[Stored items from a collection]

───

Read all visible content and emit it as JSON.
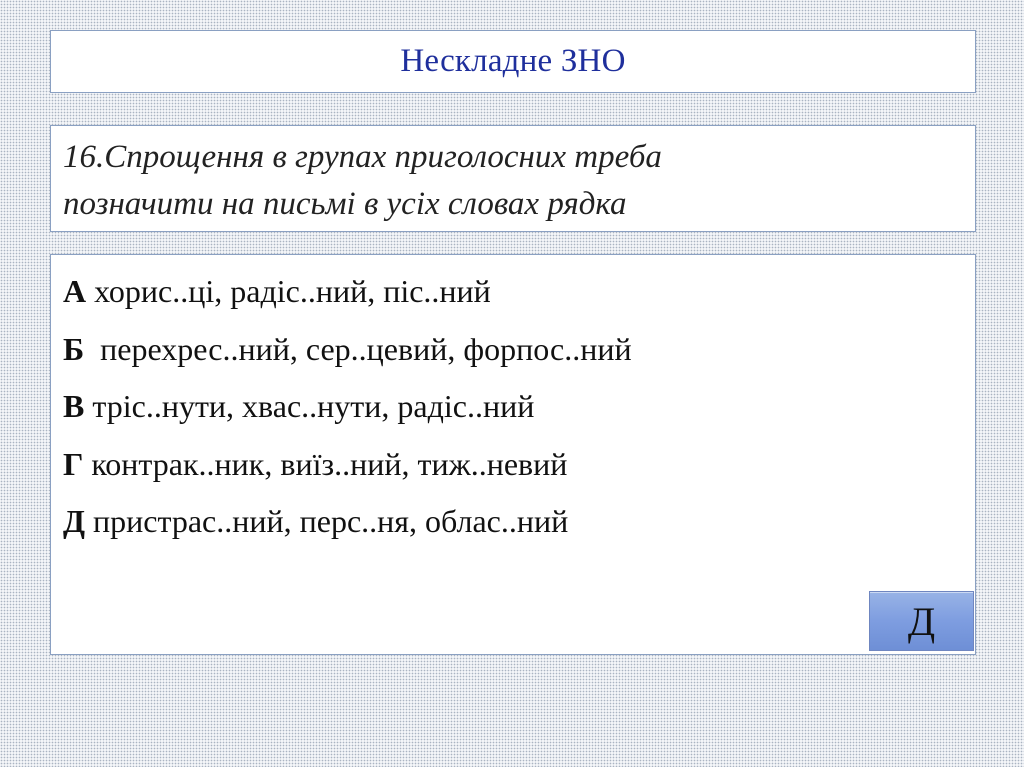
{
  "title": "Нескладне ЗНО",
  "question": {
    "line1": "16.Спрощення в групах приголосних треба",
    "line2": "позначити на письмі в усіх словах рядка"
  },
  "options": [
    {
      "letter": "А",
      "text": "хорис..ці, радіс..ний, піс..ний"
    },
    {
      "letter": "Б",
      "text": " перехрес..ний, сер..цевий, форпос..ний"
    },
    {
      "letter": "В",
      "text": "тріс..нути, хвас..нути, радіс..ний"
    },
    {
      "letter": "Г",
      "text": "контрак..ник, виїз..ний, тиж..невий"
    },
    {
      "letter": "Д",
      "text": "пристрас..ний, перс..ня, облас..ний"
    }
  ],
  "answer_button": {
    "label": "Д"
  },
  "colors": {
    "title": "#1f2f9c",
    "panel_border": "#8aa0c2",
    "button": "#7e9de0"
  }
}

───

### What is expected
Copy out all lines where the word "letter" appears.

### Response to the exercise
      "letter": "А",
      "letter": "Б",
      "letter": "В",
      "letter": "Г",
      "letter": "Д",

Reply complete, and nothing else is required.